#### [YOUR TASK]
Transcribe the entries that follow exactly as they appear, minus pictures.

#### [INPUT ROWS]
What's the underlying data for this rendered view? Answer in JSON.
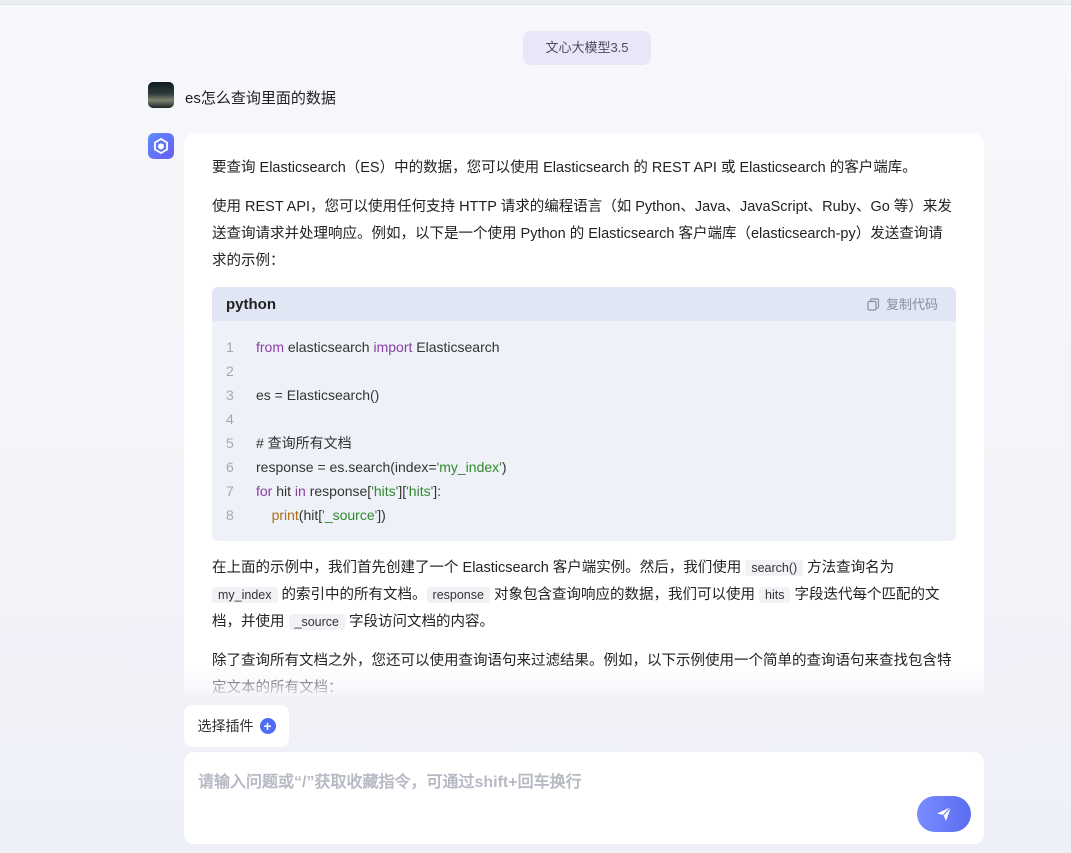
{
  "model_tag": "文心大模型3.5",
  "user": {
    "message": "es怎么查询里面的数据"
  },
  "answer": {
    "p1": "要查询 Elasticsearch（ES）中的数据，您可以使用 Elasticsearch 的 REST API 或 Elasticsearch 的客户端库。",
    "p2": "使用 REST API，您可以使用任何支持 HTTP 请求的编程语言（如 Python、Java、JavaScript、Ruby、Go 等）来发送查询请求并处理响应。例如，以下是一个使用 Python 的 Elasticsearch 客户端库（elasticsearch-py）发送查询请求的示例：",
    "code": {
      "language": "python",
      "copy_label": "复制代码",
      "line_numbers": [
        "1",
        "2",
        "3",
        "4",
        "5",
        "6",
        "7",
        "8"
      ],
      "lines": [
        {
          "a": "from",
          "b": " elasticsearch ",
          "c": "import",
          "d": " Elasticsearch"
        },
        {
          "a": ""
        },
        {
          "a": "es = Elasticsearch()"
        },
        {
          "a": ""
        },
        {
          "a": "# 查询所有文档"
        },
        {
          "a": "response = es.search(index=",
          "b": "'my_index'",
          "c": ")"
        },
        {
          "a": "for",
          "b": " hit ",
          "c": "in",
          "d": " response[",
          "e": "'hits'",
          "f": "][",
          "g": "'hits'",
          "h": "]:"
        },
        {
          "a": "    ",
          "b": "print",
          "c": "(hit[",
          "d": "'_source'",
          "e": "])"
        }
      ]
    },
    "p3": {
      "t1": "在上面的示例中，我们首先创建了一个 Elasticsearch 客户端实例。然后，我们使用 ",
      "c1": "search()",
      "t2": " 方法查询名为 ",
      "c2": "my_index",
      "t3": " 的索引中的所有文档。",
      "c3": "response",
      "t4": " 对象包含查询响应的数据，我们可以使用 ",
      "c4": "hits",
      "t5": " 字段迭代每个匹配的文档，并使用 ",
      "c5": "_source",
      "t6": " 字段访问文档的内容。"
    },
    "p4": "除了查询所有文档之外，您还可以使用查询语句来过滤结果。例如，以下示例使用一个简单的查询语句来查找包含特定文本的所有文档："
  },
  "plugin_label": "选择插件",
  "input": {
    "placeholder": "请输入问题或“/”获取收藏指令，可通过shift+回车换行",
    "value": ""
  },
  "icons": {
    "copy": "copy-icon",
    "plus": "plus-icon",
    "send": "send-icon",
    "bot": "bot-logo-icon"
  },
  "colors": {
    "accent": "#4e6cf5",
    "model_tag_bg": "#e9e6f7",
    "code_head_bg": "#e1e6f4",
    "code_bg": "#eef1f8"
  }
}
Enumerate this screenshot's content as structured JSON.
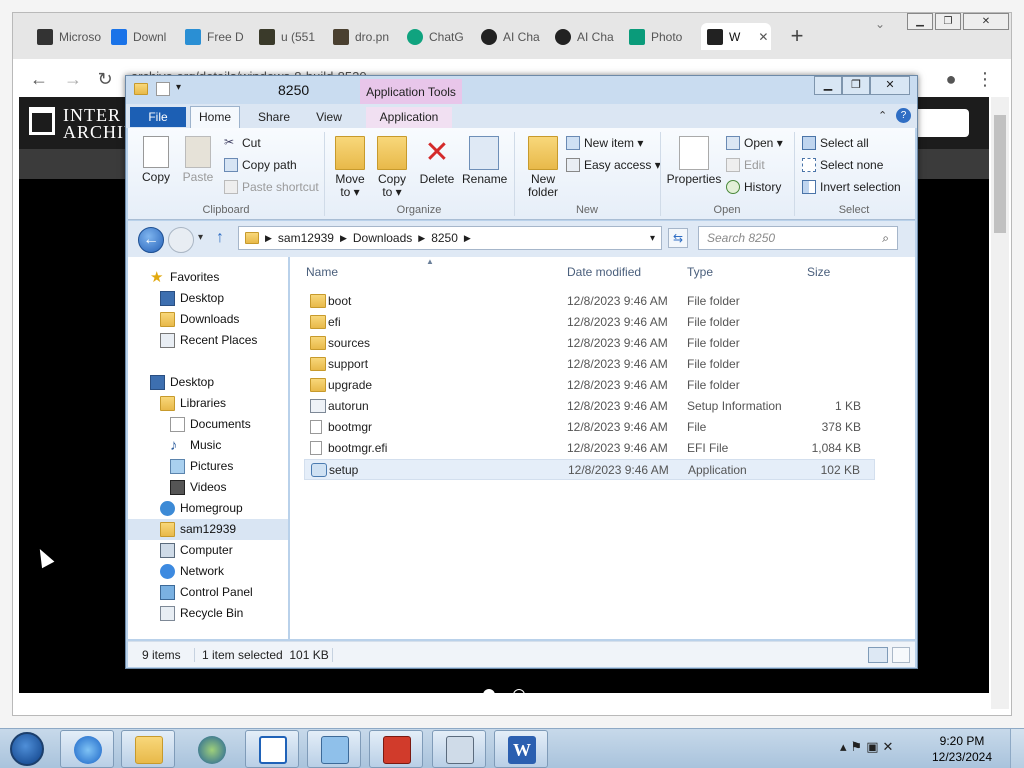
{
  "browser": {
    "tabs": [
      {
        "label": "Microso",
        "icon": "microsoft-icon"
      },
      {
        "label": "Downl",
        "icon": "download-icon"
      },
      {
        "label": "Free D",
        "icon": "free-d-icon"
      },
      {
        "label": "u (551",
        "icon": "u-icon"
      },
      {
        "label": "dro.pn",
        "icon": "image-icon"
      },
      {
        "label": "ChatG",
        "icon": "chatgpt-icon"
      },
      {
        "label": "AI Cha",
        "icon": "ai-chat-icon"
      },
      {
        "label": "AI Cha",
        "icon": "ai-chat-icon"
      },
      {
        "label": "Photo",
        "icon": "photo-icon"
      },
      {
        "label": "W",
        "icon": "archive-icon",
        "active": true
      }
    ],
    "url": "archive.org/details/windows-8-build-8520",
    "colors": {
      "tabstrip": "#e6e6e6",
      "page_bg": "#000000"
    }
  },
  "archive": {
    "logo_line1": "INTER",
    "logo_line2": "ARCHIV"
  },
  "explorer": {
    "title": "8250",
    "app_tools": "Application Tools",
    "tabs": {
      "file": "File",
      "home": "Home",
      "share": "Share",
      "view": "View",
      "application": "Application"
    },
    "ribbon": {
      "copy": "Copy",
      "paste": "Paste",
      "cut": "Cut",
      "copy_path": "Copy path",
      "paste_shortcut": "Paste shortcut",
      "clipboard": "Clipboard",
      "move_to": "Move to ▾",
      "copy_to": "Copy to ▾",
      "delete": "Delete",
      "rename": "Rename",
      "organize": "Organize",
      "new_folder": "New folder",
      "new_item": "New item ▾",
      "easy_access": "Easy access ▾",
      "new": "New",
      "properties": "Properties",
      "open": "Open ▾",
      "edit": "Edit",
      "history": "History",
      "open_group": "Open",
      "select_all": "Select all",
      "select_none": "Select none",
      "invert_selection": "Invert selection",
      "select": "Select"
    },
    "breadcrumb": [
      "sam12939",
      "Downloads",
      "8250"
    ],
    "search_placeholder": "Search 8250",
    "nav": [
      {
        "label": "Favorites",
        "name": "nav-favorites"
      },
      {
        "label": "Desktop",
        "name": "nav-fav-desktop"
      },
      {
        "label": "Downloads",
        "name": "nav-downloads"
      },
      {
        "label": "Recent Places",
        "name": "nav-recent-places"
      },
      {
        "label": "Desktop",
        "name": "nav-desktop"
      },
      {
        "label": "Libraries",
        "name": "nav-libraries"
      },
      {
        "label": "Documents",
        "name": "nav-documents"
      },
      {
        "label": "Music",
        "name": "nav-music"
      },
      {
        "label": "Pictures",
        "name": "nav-pictures"
      },
      {
        "label": "Videos",
        "name": "nav-videos"
      },
      {
        "label": "Homegroup",
        "name": "nav-homegroup"
      },
      {
        "label": "sam12939",
        "name": "nav-user"
      },
      {
        "label": "Computer",
        "name": "nav-computer"
      },
      {
        "label": "Network",
        "name": "nav-network"
      },
      {
        "label": "Control Panel",
        "name": "nav-control-panel"
      },
      {
        "label": "Recycle Bin",
        "name": "nav-recycle-bin"
      }
    ],
    "columns": {
      "name": "Name",
      "date": "Date modified",
      "type": "Type",
      "size": "Size"
    },
    "files": [
      {
        "name": "boot",
        "date": "12/8/2023 9:46 AM",
        "type": "File folder",
        "size": "",
        "kind": "folder"
      },
      {
        "name": "efi",
        "date": "12/8/2023 9:46 AM",
        "type": "File folder",
        "size": "",
        "kind": "folder"
      },
      {
        "name": "sources",
        "date": "12/8/2023 9:46 AM",
        "type": "File folder",
        "size": "",
        "kind": "folder"
      },
      {
        "name": "support",
        "date": "12/8/2023 9:46 AM",
        "type": "File folder",
        "size": "",
        "kind": "folder"
      },
      {
        "name": "upgrade",
        "date": "12/8/2023 9:46 AM",
        "type": "File folder",
        "size": "",
        "kind": "folder"
      },
      {
        "name": "autorun",
        "date": "12/8/2023 9:46 AM",
        "type": "Setup Information",
        "size": "1 KB",
        "kind": "inf"
      },
      {
        "name": "bootmgr",
        "date": "12/8/2023 9:46 AM",
        "type": "File",
        "size": "378 KB",
        "kind": "file"
      },
      {
        "name": "bootmgr.efi",
        "date": "12/8/2023 9:46 AM",
        "type": "EFI File",
        "size": "1,084 KB",
        "kind": "file"
      },
      {
        "name": "setup",
        "date": "12/8/2023 9:46 AM",
        "type": "Application",
        "size": "102 KB",
        "kind": "app",
        "selected": true
      }
    ],
    "status_items": "9 items",
    "status_selected": "1 item selected  101 KB"
  },
  "taskbar": {
    "time": "9:20 PM",
    "date": "12/23/2024",
    "apps": [
      "internet-explorer-icon",
      "file-explorer-icon",
      "media-player-icon",
      "app-transfer-icon",
      "control-panel-icon",
      "toolbox-icon",
      "network-computer-icon",
      "word-icon"
    ]
  }
}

#### [THE RESULT]
What's the underlying data for this rendered view? Answer in JSON.
{
  "model_tag": "文心大模型3.5",
  "user": {
    "message": "es怎么查询里面的数据"
  },
  "answer": {
    "p1": "要查询 Elasticsearch（ES）中的数据，您可以使用 Elasticsearch 的 REST API 或 Elasticsearch 的客户端库。",
    "p2": "使用 REST API，您可以使用任何支持 HTTP 请求的编程语言（如 Python、Java、JavaScript、Ruby、Go 等）来发送查询请求并处理响应。例如，以下是一个使用 Python 的 Elasticsearch 客户端库（elasticsearch-py）发送查询请求的示例：",
    "code": {
      "language": "python",
      "copy_label": "复制代码",
      "line_numbers": [
        "1",
        "2",
        "3",
        "4",
        "5",
        "6",
        "7",
        "8"
      ],
      "lines": [
        {
          "a": "from",
          "b": " elasticsearch ",
          "c": "import",
          "d": " Elasticsearch"
        },
        {
          "a": ""
        },
        {
          "a": "es = Elasticsearch()"
        },
        {
          "a": ""
        },
        {
          "a": "# 查询所有文档"
        },
        {
          "a": "response = es.search(index=",
          "b": "'my_index'",
          "c": ")"
        },
        {
          "a": "for",
          "b": " hit ",
          "c": "in",
          "d": " response[",
          "e": "'hits'",
          "f": "][",
          "g": "'hits'",
          "h": "]:"
        },
        {
          "a": "    ",
          "b": "print",
          "c": "(hit[",
          "d": "'_source'",
          "e": "])"
        }
      ]
    },
    "p3": {
      "t1": "在上面的示例中，我们首先创建了一个 Elasticsearch 客户端实例。然后，我们使用 ",
      "c1": "search()",
      "t2": " 方法查询名为 ",
      "c2": "my_index",
      "t3": " 的索引中的所有文档。",
      "c3": "response",
      "t4": " 对象包含查询响应的数据，我们可以使用 ",
      "c4": "hits",
      "t5": " 字段迭代每个匹配的文档，并使用 ",
      "c5": "_source",
      "t6": " 字段访问文档的内容。"
    },
    "p4": "除了查询所有文档之外，您还可以使用查询语句来过滤结果。例如，以下示例使用一个简单的查询语句来查找包含特定文本的所有文档："
  },
  "plugin_label": "选择插件",
  "input": {
    "placeholder": "请输入问题或“/”获取收藏指令，可通过shift+回车换行",
    "value": ""
  },
  "icons": {
    "copy": "copy-icon",
    "plus": "plus-icon",
    "send": "send-icon",
    "bot": "bot-logo-icon"
  },
  "colors": {
    "accent": "#4e6cf5",
    "model_tag_bg": "#e9e6f7",
    "code_head_bg": "#e1e6f4",
    "code_bg": "#eef1f8"
  }
}
Enumerate this screenshot's content as structured JSON.
{
  "browser": {
    "tabs": [
      {
        "label": "Microso",
        "icon": "microsoft-icon"
      },
      {
        "label": "Downl",
        "icon": "download-icon"
      },
      {
        "label": "Free D",
        "icon": "free-d-icon"
      },
      {
        "label": "u (551",
        "icon": "u-icon"
      },
      {
        "label": "dro.pn",
        "icon": "image-icon"
      },
      {
        "label": "ChatG",
        "icon": "chatgpt-icon"
      },
      {
        "label": "AI Cha",
        "icon": "ai-chat-icon"
      },
      {
        "label": "AI Cha",
        "icon": "ai-chat-icon"
      },
      {
        "label": "Photo",
        "icon": "photo-icon"
      },
      {
        "label": "W",
        "icon": "archive-icon",
        "active": true
      }
    ],
    "url": "archive.org/details/windows-8-build-8520",
    "colors": {
      "tabstrip": "#e6e6e6",
      "page_bg": "#000000"
    }
  },
  "archive": {
    "logo_line1": "INTER",
    "logo_line2": "ARCHIV"
  },
  "explorer": {
    "title": "8250",
    "app_tools": "Application Tools",
    "tabs": {
      "file": "File",
      "home": "Home",
      "share": "Share",
      "view": "View",
      "application": "Application"
    },
    "ribbon": {
      "copy": "Copy",
      "paste": "Paste",
      "cut": "Cut",
      "copy_path": "Copy path",
      "paste_shortcut": "Paste shortcut",
      "clipboard": "Clipboard",
      "move_to": "Move to ▾",
      "copy_to": "Copy to ▾",
      "delete": "Delete",
      "rename": "Rename",
      "organize": "Organize",
      "new_folder": "New folder",
      "new_item": "New item ▾",
      "easy_access": "Easy access ▾",
      "new": "New",
      "properties": "Properties",
      "open": "Open ▾",
      "edit": "Edit",
      "history": "History",
      "open_group": "Open",
      "select_all": "Select all",
      "select_none": "Select none",
      "invert_selection": "Invert selection",
      "select": "Select"
    },
    "breadcrumb": [
      "sam12939",
      "Downloads",
      "8250"
    ],
    "search_placeholder": "Search 8250",
    "nav": [
      {
        "label": "Favorites",
        "name": "nav-favorites"
      },
      {
        "label": "Desktop",
        "name": "nav-fav-desktop"
      },
      {
        "label": "Downloads",
        "name": "nav-downloads"
      },
      {
        "label": "Recent Places",
        "name": "nav-recent-places"
      },
      {
        "label": "Desktop",
        "name": "nav-desktop"
      },
      {
        "label": "Libraries",
        "name": "nav-libraries"
      },
      {
        "label": "Documents",
        "name": "nav-documents"
      },
      {
        "label": "Music",
        "name": "nav-music"
      },
      {
        "label": "Pictures",
        "name": "nav-pictures"
      },
      {
        "label": "Videos",
        "name": "nav-videos"
      },
      {
        "label": "Homegroup",
        "name": "nav-homegroup"
      },
      {
        "label": "sam12939",
        "name": "nav-user"
      },
      {
        "label": "Computer",
        "name": "nav-computer"
      },
      {
        "label": "Network",
        "name": "nav-network"
      },
      {
        "label": "Control Panel",
        "name": "nav-control-panel"
      },
      {
        "label": "Recycle Bin",
        "name": "nav-recycle-bin"
      }
    ],
    "columns": {
      "name": "Name",
      "date": "Date modified",
      "type": "Type",
      "size": "Size"
    },
    "files": [
      {
        "name": "boot",
        "date": "12/8/2023 9:46 AM",
        "type": "File folder",
        "size": "",
        "kind": "folder"
      },
      {
        "name": "efi",
        "date": "12/8/2023 9:46 AM",
        "type": "File folder",
        "size": "",
        "kind": "folder"
      },
      {
        "name": "sources",
        "date": "12/8/2023 9:46 AM",
        "type": "File folder",
        "size": "",
        "kind": "folder"
      },
      {
        "name": "support",
        "date": "12/8/2023 9:46 AM",
        "type": "File folder",
        "size": "",
        "kind": "folder"
      },
      {
        "name": "upgrade",
        "date": "12/8/2023 9:46 AM",
        "type": "File folder",
        "size": "",
        "kind": "folder"
      },
      {
        "name": "autorun",
        "date": "12/8/2023 9:46 AM",
        "type": "Setup Information",
        "size": "1 KB",
        "kind": "inf"
      },
      {
        "name": "bootmgr",
        "date": "12/8/2023 9:46 AM",
        "type": "File",
        "size": "378 KB",
        "kind": "file"
      },
      {
        "name": "bootmgr.efi",
        "date": "12/8/2023 9:46 AM",
        "type": "EFI File",
        "size": "1,084 KB",
        "kind": "file"
      },
      {
        "name": "setup",
        "date": "12/8/2023 9:46 AM",
        "type": "Application",
        "size": "102 KB",
        "kind": "app",
        "selected": true
      }
    ],
    "status_items": "9 items",
    "status_selected": "1 item selected  101 KB"
  },
  "taskbar": {
    "time": "9:20 PM",
    "date": "12/23/2024",
    "apps": [
      "internet-explorer-icon",
      "file-explorer-icon",
      "media-player-icon",
      "app-transfer-icon",
      "control-panel-icon",
      "toolbox-icon",
      "network-computer-icon",
      "word-icon"
    ]
  }
}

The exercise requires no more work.